(Dataset items)

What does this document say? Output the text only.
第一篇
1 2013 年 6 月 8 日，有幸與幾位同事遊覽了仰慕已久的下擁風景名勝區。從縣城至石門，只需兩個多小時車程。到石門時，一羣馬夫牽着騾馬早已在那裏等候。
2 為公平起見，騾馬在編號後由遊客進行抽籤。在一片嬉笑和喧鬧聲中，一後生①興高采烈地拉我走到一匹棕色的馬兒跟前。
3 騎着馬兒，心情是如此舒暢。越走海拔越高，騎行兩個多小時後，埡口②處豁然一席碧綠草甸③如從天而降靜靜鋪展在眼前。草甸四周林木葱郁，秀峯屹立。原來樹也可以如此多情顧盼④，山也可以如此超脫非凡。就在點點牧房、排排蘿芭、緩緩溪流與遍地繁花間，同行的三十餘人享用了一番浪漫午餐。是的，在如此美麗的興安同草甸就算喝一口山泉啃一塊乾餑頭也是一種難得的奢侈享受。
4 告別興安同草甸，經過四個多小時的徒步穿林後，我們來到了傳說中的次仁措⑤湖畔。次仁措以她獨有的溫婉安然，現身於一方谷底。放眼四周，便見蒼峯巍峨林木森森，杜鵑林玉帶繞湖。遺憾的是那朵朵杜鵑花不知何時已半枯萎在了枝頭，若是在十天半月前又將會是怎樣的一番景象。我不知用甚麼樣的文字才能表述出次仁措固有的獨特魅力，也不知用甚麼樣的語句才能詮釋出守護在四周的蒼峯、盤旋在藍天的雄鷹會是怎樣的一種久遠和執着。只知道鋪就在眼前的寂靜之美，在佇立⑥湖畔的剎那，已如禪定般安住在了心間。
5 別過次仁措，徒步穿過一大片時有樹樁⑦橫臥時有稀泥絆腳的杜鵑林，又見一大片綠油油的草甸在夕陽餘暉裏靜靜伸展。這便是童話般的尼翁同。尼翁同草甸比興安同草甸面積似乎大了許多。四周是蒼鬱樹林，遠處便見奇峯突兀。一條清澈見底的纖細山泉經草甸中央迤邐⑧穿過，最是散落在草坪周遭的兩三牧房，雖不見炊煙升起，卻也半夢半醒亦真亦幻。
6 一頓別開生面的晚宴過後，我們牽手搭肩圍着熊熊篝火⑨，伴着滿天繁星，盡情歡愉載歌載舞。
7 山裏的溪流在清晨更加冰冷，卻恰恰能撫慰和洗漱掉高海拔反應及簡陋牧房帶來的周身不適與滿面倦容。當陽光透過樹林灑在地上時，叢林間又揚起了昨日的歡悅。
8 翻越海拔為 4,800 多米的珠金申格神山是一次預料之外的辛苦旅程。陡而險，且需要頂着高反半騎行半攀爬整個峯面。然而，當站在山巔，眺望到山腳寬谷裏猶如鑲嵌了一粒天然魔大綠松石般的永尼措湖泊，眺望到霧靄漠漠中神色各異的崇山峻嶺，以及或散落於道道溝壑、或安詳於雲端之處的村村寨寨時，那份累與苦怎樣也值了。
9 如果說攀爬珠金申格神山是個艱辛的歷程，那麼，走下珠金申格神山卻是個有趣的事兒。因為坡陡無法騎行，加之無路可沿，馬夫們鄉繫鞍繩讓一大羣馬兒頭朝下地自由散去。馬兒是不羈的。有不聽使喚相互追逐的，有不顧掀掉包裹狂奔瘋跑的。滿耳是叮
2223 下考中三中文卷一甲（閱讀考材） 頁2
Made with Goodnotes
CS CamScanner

-- AIM --
Your task is to output all of the data above word for word.

-- SOLUTION FOR THIS TASK --
What does this document say? Output the text only.
第一篇
1 2013 年 6 月 8 日，有幸與幾位同事遊覽了仰慕已久的下擁風景名勝區。從縣城至石門，只需兩個多小時車程。到石門時，一羣馬夫牽着騾馬早已在那裏等候。
2 為公平起見，騾馬在編號後由遊客進行抽籤。在一片嬉笑和喧鬧聲中，一後生①興高采烈地拉我走到一匹棕色的馬兒跟前。
3 騎着馬兒，心情是如此舒暢。越走海拔越高，騎行兩個多小時後，埡口②處豁然一席碧綠草甸③如從天而降靜靜鋪展在眼前。草甸四周林木葱郁，秀峯屹立。原來樹也可以如此多情顧盼④，山也可以如此超脫非凡。就在點點牧房、排排蘿芭、緩緩溪流與遍地繁花間，同行的三十餘人享用了一番浪漫午餐。是的，在如此美麗的興安同草甸就算喝一口山泉啃一塊乾餑頭也是一種難得的奢侈享受。
4 告別興安同草甸，經過四個多小時的徒步穿林後，我們來到了傳說中的次仁措⑤湖畔。次仁措以她獨有的溫婉安然，現身於一方谷底。放眼四周，便見蒼峯巍峨林木森森，杜鵑林玉帶繞湖。遺憾的是那朵朵杜鵑花不知何時已半枯萎在了枝頭，若是在十天半月前又將會是怎樣的一番景象。我不知用甚麼樣的文字才能表述出次仁措固有的獨特魅力，也不知用甚麼樣的語句才能詮釋出守護在四周的蒼峯、盤旋在藍天的雄鷹會是怎樣的一種久遠和執着。只知道鋪就在眼前的寂靜之美，在佇立⑥湖畔的剎那，已如禪定般安住在了心間。
5 別過次仁措，徒步穿過一大片時有樹樁⑦橫臥時有稀泥絆腳的杜鵑林，又見一大片綠油油的草甸在夕陽餘暉裏靜靜伸展。這便是童話般的尼翁同。尼翁同草甸比興安同草甸面積似乎大了許多。四周是蒼鬱樹林，遠處便見奇峯突兀。一條清澈見底的纖細山泉經草甸中央迤邐⑧穿過，最是散落在草坪周遭的兩三牧房，雖不見炊煙升起，卻也半夢半醒亦真亦幻。
6 一頓別開生面的晚宴過後，我們牽手搭肩圍着熊熊篝火⑨，伴着滿天繁星，盡情歡愉載歌載舞。
7 山裏的溪流在清晨更加冰冷，卻恰恰能撫慰和洗漱掉高海拔反應及簡陋牧房帶來的周身不適與滿面倦容。當陽光透過樹林灑在地上時，叢林間又揚起了昨日的歡悅。
8 翻越海拔為 4,800 多米的珠金申格神山是一次預料之外的辛苦旅程。陡而險，且需要頂着高反半騎行半攀爬整個峯面。然而，當站在山巔，眺望到山腳寬谷裏猶如鑲嵌了一粒天然魔大綠松石般的永尼措湖泊，眺望到霧靄漠漠中神色各異的崇山峻嶺，以及或散落於道道溝壑、或安詳於雲端之處的村村寨寨時，那份累與苦怎樣也值了。
9 如果說攀爬珠金申格神山是個艱辛的歷程，那麼，走下珠金申格神山卻是個有趣的事兒。因為坡陡無法騎行，加之無路可沿，馬夫們鄉繫鞍繩讓一大羣馬兒頭朝下地自由散去。馬兒是不羈的。有不聽使喚相互追逐的，有不顧掀掉包裹狂奔瘋跑的。滿耳是叮
2223 下考中三中文卷一甲（閱讀考材） 頁2
Made with Goodnotes
CS CamScanner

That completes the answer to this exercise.